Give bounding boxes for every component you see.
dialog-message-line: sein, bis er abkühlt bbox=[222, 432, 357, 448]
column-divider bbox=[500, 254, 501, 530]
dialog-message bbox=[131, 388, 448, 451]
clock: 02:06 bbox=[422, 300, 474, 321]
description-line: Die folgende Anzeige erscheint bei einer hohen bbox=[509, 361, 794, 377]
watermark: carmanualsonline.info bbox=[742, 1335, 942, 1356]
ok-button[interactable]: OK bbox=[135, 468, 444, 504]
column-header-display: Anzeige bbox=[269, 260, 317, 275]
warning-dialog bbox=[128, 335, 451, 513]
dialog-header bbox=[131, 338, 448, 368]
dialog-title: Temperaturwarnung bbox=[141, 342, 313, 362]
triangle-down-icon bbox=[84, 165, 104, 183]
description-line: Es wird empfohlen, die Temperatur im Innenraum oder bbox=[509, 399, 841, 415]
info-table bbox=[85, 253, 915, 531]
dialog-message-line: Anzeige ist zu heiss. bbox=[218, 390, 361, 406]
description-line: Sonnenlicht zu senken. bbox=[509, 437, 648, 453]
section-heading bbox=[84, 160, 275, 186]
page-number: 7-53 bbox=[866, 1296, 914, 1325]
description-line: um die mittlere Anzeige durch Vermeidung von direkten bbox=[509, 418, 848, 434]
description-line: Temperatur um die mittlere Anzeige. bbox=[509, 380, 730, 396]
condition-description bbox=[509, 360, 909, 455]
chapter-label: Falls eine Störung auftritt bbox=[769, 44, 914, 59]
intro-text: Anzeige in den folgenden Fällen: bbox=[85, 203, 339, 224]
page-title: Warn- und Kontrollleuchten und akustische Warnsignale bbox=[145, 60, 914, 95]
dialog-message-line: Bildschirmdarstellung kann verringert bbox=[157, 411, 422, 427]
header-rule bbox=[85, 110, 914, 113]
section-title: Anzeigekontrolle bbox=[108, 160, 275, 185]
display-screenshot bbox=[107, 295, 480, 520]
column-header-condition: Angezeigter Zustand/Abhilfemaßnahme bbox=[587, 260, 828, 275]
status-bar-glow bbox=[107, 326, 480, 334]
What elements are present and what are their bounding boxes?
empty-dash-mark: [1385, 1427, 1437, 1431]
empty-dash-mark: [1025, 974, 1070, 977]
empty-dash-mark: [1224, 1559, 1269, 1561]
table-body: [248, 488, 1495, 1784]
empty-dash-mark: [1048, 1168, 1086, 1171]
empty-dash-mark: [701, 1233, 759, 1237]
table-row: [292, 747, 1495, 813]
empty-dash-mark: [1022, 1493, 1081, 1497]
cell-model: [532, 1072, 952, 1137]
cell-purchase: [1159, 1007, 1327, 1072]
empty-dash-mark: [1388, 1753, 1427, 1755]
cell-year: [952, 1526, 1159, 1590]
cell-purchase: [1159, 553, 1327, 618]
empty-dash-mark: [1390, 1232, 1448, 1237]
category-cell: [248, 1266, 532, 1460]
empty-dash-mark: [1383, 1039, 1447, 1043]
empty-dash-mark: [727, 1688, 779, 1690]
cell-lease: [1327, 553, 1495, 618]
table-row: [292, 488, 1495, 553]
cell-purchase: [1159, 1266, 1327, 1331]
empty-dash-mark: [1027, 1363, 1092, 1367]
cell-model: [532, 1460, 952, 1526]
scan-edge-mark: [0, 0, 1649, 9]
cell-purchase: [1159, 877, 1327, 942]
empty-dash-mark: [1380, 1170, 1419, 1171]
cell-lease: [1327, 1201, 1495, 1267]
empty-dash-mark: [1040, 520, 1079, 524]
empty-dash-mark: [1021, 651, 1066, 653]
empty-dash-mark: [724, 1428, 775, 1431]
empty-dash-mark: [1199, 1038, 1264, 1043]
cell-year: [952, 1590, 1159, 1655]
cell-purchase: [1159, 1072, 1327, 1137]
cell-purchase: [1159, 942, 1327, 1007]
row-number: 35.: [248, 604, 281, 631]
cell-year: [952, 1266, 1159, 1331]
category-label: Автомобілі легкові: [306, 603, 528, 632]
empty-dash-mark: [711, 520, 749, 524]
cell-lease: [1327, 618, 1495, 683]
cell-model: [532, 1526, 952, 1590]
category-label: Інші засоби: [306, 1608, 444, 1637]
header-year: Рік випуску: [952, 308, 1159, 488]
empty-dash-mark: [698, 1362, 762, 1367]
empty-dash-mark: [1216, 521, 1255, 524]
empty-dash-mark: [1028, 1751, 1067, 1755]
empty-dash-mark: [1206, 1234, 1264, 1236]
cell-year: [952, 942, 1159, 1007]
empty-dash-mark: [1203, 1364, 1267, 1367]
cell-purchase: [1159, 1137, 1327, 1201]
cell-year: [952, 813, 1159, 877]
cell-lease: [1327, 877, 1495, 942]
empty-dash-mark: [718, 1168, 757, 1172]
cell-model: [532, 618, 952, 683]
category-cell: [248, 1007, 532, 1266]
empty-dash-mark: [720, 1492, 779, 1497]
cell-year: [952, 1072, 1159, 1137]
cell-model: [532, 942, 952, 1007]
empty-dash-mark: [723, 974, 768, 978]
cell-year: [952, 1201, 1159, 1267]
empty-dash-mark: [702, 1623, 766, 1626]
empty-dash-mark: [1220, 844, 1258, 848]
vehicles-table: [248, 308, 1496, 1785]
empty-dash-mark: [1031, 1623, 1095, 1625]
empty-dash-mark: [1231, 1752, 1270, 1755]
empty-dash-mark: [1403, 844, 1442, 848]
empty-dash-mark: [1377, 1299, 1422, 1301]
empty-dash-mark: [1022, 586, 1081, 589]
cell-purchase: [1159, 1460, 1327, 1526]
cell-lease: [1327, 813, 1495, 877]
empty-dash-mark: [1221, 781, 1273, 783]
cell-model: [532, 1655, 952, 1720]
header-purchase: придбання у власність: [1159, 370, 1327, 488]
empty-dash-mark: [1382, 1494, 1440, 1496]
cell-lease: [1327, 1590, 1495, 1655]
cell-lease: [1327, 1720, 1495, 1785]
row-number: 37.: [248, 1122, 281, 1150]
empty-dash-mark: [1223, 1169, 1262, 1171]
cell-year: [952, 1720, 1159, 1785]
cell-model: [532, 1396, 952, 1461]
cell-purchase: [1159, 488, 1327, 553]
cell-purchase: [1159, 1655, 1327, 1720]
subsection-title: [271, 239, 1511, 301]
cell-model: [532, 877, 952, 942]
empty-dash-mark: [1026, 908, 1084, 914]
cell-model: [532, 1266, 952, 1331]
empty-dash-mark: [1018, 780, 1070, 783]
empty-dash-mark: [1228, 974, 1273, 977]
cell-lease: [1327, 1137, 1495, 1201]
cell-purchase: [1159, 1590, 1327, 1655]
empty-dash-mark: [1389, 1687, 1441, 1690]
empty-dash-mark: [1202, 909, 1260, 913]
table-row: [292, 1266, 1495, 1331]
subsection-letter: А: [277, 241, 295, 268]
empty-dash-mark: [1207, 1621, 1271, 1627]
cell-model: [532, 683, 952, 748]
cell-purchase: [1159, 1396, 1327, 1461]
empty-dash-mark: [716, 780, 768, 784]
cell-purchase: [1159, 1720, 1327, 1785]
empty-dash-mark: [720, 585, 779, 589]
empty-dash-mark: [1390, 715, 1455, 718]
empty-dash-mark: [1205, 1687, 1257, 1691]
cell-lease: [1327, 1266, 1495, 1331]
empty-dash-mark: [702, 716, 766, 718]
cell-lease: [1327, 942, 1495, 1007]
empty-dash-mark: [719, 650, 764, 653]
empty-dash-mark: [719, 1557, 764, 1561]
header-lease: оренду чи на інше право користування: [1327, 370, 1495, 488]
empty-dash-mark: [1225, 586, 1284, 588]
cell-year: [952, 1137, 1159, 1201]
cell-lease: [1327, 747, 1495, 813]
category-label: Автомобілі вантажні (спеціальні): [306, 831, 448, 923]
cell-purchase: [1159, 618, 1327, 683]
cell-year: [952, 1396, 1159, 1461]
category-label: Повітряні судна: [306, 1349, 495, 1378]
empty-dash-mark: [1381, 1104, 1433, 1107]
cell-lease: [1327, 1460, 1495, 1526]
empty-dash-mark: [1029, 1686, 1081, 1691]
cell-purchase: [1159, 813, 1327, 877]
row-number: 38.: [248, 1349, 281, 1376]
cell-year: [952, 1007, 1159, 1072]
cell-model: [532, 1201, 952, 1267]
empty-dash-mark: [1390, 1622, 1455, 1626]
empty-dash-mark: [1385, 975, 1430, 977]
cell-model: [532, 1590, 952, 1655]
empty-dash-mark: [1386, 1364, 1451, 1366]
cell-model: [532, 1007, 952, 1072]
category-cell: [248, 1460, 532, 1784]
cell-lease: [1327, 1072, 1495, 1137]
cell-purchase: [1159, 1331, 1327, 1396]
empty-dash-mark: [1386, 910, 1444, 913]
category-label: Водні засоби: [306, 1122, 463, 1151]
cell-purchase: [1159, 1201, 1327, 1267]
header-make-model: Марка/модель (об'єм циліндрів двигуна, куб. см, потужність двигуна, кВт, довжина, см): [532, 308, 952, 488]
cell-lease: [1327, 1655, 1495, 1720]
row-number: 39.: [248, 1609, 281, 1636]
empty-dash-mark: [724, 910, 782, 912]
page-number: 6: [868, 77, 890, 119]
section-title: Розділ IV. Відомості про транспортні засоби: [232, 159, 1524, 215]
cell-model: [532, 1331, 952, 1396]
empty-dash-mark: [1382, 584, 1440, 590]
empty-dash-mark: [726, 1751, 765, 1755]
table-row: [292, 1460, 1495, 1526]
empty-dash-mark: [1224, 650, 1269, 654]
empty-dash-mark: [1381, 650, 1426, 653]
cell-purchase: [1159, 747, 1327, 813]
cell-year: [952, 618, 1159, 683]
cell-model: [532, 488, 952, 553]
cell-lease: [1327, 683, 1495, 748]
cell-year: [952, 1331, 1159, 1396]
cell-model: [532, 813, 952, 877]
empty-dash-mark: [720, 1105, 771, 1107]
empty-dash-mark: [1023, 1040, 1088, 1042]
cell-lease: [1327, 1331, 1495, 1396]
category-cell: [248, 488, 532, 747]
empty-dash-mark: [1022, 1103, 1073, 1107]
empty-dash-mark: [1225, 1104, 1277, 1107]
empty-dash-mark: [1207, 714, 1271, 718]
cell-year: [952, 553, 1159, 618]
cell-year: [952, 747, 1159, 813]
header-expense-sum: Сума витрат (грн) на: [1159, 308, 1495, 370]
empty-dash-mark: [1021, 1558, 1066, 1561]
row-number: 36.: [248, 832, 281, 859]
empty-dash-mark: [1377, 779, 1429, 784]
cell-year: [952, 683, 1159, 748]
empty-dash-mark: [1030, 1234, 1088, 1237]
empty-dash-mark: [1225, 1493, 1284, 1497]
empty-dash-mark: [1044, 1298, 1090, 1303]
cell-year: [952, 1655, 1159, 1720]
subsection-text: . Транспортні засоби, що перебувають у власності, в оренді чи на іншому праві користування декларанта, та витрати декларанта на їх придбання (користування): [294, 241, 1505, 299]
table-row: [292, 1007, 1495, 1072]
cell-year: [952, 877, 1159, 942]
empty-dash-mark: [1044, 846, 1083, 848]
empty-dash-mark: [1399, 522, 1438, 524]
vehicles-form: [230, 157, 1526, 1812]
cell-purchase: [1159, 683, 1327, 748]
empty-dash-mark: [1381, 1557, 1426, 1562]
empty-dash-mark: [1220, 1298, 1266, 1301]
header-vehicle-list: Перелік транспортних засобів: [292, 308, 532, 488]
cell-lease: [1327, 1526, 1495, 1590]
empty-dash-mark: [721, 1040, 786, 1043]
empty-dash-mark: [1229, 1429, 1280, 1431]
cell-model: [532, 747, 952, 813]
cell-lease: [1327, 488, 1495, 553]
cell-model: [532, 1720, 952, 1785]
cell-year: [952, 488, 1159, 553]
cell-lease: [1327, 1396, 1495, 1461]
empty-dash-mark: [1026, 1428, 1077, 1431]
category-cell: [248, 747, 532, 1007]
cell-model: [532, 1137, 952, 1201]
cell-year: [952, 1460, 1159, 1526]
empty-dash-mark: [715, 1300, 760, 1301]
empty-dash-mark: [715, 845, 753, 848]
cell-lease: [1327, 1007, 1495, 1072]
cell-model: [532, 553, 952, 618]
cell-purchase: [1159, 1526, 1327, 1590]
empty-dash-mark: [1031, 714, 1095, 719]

**Task objective:** Copy in full every row above that contains the string "vehicles".

**Task answer:**
vehicles-table: [248, 308, 1496, 1785]
vehicles-form: [230, 157, 1526, 1812]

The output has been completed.